**Stated goal:**
Return, word for word, every line that follows.

**Records for this exercise:**

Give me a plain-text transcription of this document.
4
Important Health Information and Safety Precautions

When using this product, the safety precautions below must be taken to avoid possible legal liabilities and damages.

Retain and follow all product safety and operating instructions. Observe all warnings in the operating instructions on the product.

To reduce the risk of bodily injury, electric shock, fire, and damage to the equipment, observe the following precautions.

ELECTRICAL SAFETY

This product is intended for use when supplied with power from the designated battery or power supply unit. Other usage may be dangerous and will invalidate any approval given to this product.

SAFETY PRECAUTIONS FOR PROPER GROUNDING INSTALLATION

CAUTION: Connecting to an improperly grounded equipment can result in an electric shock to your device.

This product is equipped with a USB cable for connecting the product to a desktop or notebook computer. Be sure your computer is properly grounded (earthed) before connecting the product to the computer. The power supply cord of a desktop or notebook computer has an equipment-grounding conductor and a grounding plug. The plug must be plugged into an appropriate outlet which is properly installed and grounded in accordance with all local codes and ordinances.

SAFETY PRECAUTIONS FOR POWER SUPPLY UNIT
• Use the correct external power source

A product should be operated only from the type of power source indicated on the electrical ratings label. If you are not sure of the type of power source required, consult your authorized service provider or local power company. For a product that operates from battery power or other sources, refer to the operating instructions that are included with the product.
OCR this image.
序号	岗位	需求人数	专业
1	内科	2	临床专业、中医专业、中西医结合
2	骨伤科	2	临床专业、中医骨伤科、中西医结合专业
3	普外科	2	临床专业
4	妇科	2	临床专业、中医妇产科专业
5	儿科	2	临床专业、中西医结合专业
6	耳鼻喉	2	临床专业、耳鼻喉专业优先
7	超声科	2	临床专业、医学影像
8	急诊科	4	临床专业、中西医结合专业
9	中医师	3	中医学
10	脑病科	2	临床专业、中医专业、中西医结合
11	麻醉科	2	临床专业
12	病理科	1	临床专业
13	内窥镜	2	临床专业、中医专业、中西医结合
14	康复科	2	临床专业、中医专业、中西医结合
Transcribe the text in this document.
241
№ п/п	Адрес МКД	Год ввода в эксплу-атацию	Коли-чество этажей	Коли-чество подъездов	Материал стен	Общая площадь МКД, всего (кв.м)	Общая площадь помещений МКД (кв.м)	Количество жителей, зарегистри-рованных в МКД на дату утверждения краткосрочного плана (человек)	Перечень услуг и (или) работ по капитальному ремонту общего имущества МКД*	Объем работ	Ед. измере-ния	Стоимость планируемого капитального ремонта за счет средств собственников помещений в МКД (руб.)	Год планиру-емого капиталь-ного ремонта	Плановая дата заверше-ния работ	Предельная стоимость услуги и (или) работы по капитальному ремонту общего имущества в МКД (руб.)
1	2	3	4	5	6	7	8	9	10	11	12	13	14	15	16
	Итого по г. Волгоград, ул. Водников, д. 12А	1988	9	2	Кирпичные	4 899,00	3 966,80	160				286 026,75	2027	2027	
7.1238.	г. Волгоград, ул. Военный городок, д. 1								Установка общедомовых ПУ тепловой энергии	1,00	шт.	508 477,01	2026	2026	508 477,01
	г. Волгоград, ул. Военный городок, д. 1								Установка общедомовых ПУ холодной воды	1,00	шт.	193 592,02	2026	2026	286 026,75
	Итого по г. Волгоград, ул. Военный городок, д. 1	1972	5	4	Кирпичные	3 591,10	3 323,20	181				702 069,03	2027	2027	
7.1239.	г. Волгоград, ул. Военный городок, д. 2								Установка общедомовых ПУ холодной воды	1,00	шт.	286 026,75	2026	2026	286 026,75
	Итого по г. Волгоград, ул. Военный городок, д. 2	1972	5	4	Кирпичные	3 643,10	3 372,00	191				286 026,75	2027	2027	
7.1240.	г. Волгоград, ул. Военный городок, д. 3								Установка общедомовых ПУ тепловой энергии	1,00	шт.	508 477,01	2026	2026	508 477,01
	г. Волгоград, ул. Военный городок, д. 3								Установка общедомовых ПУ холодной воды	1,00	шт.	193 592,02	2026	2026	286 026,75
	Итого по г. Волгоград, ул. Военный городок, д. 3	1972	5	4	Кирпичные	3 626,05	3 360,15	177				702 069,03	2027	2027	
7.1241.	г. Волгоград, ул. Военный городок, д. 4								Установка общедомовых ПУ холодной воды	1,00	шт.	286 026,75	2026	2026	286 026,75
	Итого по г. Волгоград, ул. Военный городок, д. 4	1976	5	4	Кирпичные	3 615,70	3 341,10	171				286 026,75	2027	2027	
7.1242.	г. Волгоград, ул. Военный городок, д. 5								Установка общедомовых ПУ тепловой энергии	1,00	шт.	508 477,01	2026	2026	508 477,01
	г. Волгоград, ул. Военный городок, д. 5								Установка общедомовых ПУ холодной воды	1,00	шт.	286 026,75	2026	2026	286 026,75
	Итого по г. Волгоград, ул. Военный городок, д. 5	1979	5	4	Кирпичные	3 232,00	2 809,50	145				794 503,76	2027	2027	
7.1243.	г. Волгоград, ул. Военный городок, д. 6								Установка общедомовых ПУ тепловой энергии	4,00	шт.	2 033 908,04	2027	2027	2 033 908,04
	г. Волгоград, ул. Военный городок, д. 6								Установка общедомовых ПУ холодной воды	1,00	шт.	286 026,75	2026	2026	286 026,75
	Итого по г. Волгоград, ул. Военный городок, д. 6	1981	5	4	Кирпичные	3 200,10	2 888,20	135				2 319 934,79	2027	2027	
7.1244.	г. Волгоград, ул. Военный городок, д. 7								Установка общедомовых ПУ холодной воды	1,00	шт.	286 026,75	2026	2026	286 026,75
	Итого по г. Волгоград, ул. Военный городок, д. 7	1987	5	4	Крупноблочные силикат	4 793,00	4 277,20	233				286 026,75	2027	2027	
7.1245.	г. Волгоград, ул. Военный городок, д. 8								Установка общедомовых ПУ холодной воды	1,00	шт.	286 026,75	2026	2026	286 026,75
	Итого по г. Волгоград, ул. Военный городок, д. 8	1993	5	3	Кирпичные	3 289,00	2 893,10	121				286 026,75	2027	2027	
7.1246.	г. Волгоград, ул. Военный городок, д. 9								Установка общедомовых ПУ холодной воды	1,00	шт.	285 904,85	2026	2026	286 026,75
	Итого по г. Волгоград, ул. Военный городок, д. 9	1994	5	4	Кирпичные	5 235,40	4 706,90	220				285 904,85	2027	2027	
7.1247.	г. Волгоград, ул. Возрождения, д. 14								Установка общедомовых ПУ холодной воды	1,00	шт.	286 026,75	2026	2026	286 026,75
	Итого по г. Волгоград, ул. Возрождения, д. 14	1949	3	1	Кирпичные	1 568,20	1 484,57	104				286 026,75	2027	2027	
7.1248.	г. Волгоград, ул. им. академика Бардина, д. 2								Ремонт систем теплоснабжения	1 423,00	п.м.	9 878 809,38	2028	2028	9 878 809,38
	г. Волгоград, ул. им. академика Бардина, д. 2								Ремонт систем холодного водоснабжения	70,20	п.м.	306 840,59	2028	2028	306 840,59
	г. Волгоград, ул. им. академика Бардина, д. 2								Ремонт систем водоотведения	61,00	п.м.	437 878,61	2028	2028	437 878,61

**Result:**
Give me a plain-text transcription of this document.
4
Important Health Information and Safety Precautions

When using this product, the safety precautions below must be taken to avoid possible legal liabilities and damages.

Retain and follow all product safety and operating instructions. Observe all warnings in the operating instructions on the product.

To reduce the risk of bodily injury, electric shock, fire, and damage to the equipment, observe the following precautions.

ELECTRICAL SAFETY

This product is intended for use when supplied with power from the designated battery or power supply unit. Other usage may be dangerous and will invalidate any approval given to this product.

SAFETY PRECAUTIONS FOR PROPER GROUNDING INSTALLATION

CAUTION: Connecting to an improperly grounded equipment can result in an electric shock to your device.

This product is equipped with a USB cable for connecting the product to a desktop or notebook computer. Be sure your computer is properly grounded (earthed) before connecting the product to the computer. The power supply cord of a desktop or notebook computer has an equipment-grounding conductor and a grounding plug. The plug must be plugged into an appropriate outlet which is properly installed and grounded in accordance with all local codes and ordinances.

SAFETY PRECAUTIONS FOR POWER SUPPLY UNIT
• Use the correct external power source

A product should be operated only from the type of power source indicated on the electrical ratings label. If you are not sure of the type of power source required, consult your authorized service provider or local power company. For a product that operates from battery power or other sources, refer to the operating instructions that are included with the product.
OCR this image.
序号	岗位	需求人数	专业
1	内科	2	临床专业、中医专业、中西医结合
2	骨伤科	2	临床专业、中医骨伤科、中西医结合专业
3	普外科	2	临床专业
4	妇科	2	临床专业、中医妇产科专业
5	儿科	2	临床专业、中西医结合专业
6	耳鼻喉	2	临床专业、耳鼻喉专业优先
7	超声科	2	临床专业、医学影像
8	急诊科	4	临床专业、中西医结合专业
9	中医师	3	中医学
10	脑病科	2	临床专业、中医专业、中西医结合
11	麻醉科	2	临床专业
12	病理科	1	临床专业
13	内窥镜	2	临床专业、中医专业、中西医结合
14	康复科	2	临床专业、中医专业、中西医结合
Transcribe the text in this document.
241
№ п/п	Адрес МКД	Год ввода в эксплу-атацию	Коли-чество этажей	Коли-чество подъездов	Материал стен	Общая площадь МКД, всего (кв.м)	Общая площадь помещений МКД (кв.м)	Количество жителей, зарегистри-рованных в МКД на дату утверждения краткосрочного плана (человек)	Перечень услуг и (или) работ по капитальному ремонту общего имущества МКД*	Объем работ	Ед. измере-ния	Стоимость планируемого капитального ремонта за счет средств собственников помещений в МКД (руб.)	Год планиру-емого капиталь-ного ремонта	Плановая дата заверше-ния работ	Предельная стоимость услуги и (или) работы по капитальному ремонту общего имущества в МКД (руб.)
1	2	3	4	5	6	7	8	9	10	11	12	13	14	15	16
	Итого по г. Волгоград, ул. Водников, д. 12А	1988	9	2	Кирпичные	4 899,00	3 966,80	160				286 026,75	2027	2027	
7.1238.	г. Волгоград, ул. Военный городок, д. 1								Установка общедомовых ПУ тепловой энергии	1,00	шт.	508 477,01	2026	2026	508 477,01
	г. Волгоград, ул. Военный городок, д. 1								Установка общедомовых ПУ холодной воды	1,00	шт.	193 592,02	2026	2026	286 026,75
	Итого по г. Волгоград, ул. Военный городок, д. 1	1972	5	4	Кирпичные	3 591,10	3 323,20	181				702 069,03	2027	2027	
7.1239.	г. Волгоград, ул. Военный городок, д. 2								Установка общедомовых ПУ холодной воды	1,00	шт.	286 026,75	2026	2026	286 026,75
	Итого по г. Волгоград, ул. Военный городок, д. 2	1972	5	4	Кирпичные	3 643,10	3 372,00	191				286 026,75	2027	2027	
7.1240.	г. Волгоград, ул. Военный городок, д. 3								Установка общедомовых ПУ тепловой энергии	1,00	шт.	508 477,01	2026	2026	508 477,01
	г. Волгоград, ул. Военный городок, д. 3								Установка общедомовых ПУ холодной воды	1,00	шт.	193 592,02	2026	2026	286 026,75
	Итого по г. Волгоград, ул. Военный городок, д. 3	1972	5	4	Кирпичные	3 626,05	3 360,15	177				702 069,03	2027	2027	
7.1241.	г. Волгоград, ул. Военный городок, д. 4								Установка общедомовых ПУ холодной воды	1,00	шт.	286 026,75	2026	2026	286 026,75
	Итого по г. Волгоград, ул. Военный городок, д. 4	1976	5	4	Кирпичные	3 615,70	3 341,10	171				286 026,75	2027	2027	
7.1242.	г. Волгоград, ул. Военный городок, д. 5								Установка общедомовых ПУ тепловой энергии	1,00	шт.	508 477,01	2026	2026	508 477,01
	г. Волгоград, ул. Военный городок, д. 5								Установка общедомовых ПУ холодной воды	1,00	шт.	286 026,75	2026	2026	286 026,75
	Итого по г. Волгоград, ул. Военный городок, д. 5	1979	5	4	Кирпичные	3 232,00	2 809,50	145				794 503,76	2027	2027	
7.1243.	г. Волгоград, ул. Военный городок, д. 6								Установка общедомовых ПУ тепловой энергии	4,00	шт.	2 033 908,04	2027	2027	2 033 908,04
	г. Волгоград, ул. Военный городок, д. 6								Установка общедомовых ПУ холодной воды	1,00	шт.	286 026,75	2026	2026	286 026,75
	Итого по г. Волгоград, ул. Военный городок, д. 6	1981	5	4	Кирпичные	3 200,10	2 888,20	135				2 319 934,79	2027	2027	
7.1244.	г. Волгоград, ул. Военный городок, д. 7								Установка общедомовых ПУ холодной воды	1,00	шт.	286 026,75	2026	2026	286 026,75
	Итого по г. Волгоград, ул. Военный городок, д. 7	1987	5	4	Крупноблочные силикат	4 793,00	4 277,20	233				286 026,75	2027	2027	
7.1245.	г. Волгоград, ул. Военный городок, д. 8								Установка общедомовых ПУ холодной воды	1,00	шт.	286 026,75	2026	2026	286 026,75
	Итого по г. Волгоград, ул. Военный городок, д. 8	1993	5	3	Кирпичные	3 289,00	2 893,10	121				286 026,75	2027	2027	
7.1246.	г. Волгоград, ул. Военный городок, д. 9								Установка общедомовых ПУ холодной воды	1,00	шт.	285 904,85	2026	2026	286 026,75
	Итого по г. Волгоград, ул. Военный городок, д. 9	1994	5	4	Кирпичные	5 235,40	4 706,90	220				285 904,85	2027	2027	
7.1247.	г. Волгоград, ул. Возрождения, д. 14								Установка общедомовых ПУ холодной воды	1,00	шт.	286 026,75	2026	2026	286 026,75
	Итого по г. Волгоград, ул. Возрождения, д. 14	1949	3	1	Кирпичные	1 568,20	1 484,57	104				286 026,75	2027	2027	
7.1248.	г. Волгоград, ул. им. академика Бардина, д. 2								Ремонт систем теплоснабжения	1 423,00	п.м.	9 878 809,38	2028	2028	9 878 809,38
	г. Волгоград, ул. им. академика Бардина, д. 2								Ремонт систем холодного водоснабжения	70,20	п.м.	306 840,59	2028	2028	306 840,59
	г. Волгоград, ул. им. академика Бардина, д. 2								Ремонт систем водоотведения	61,00	п.м.	437 878,61	2028	2028	437 878,61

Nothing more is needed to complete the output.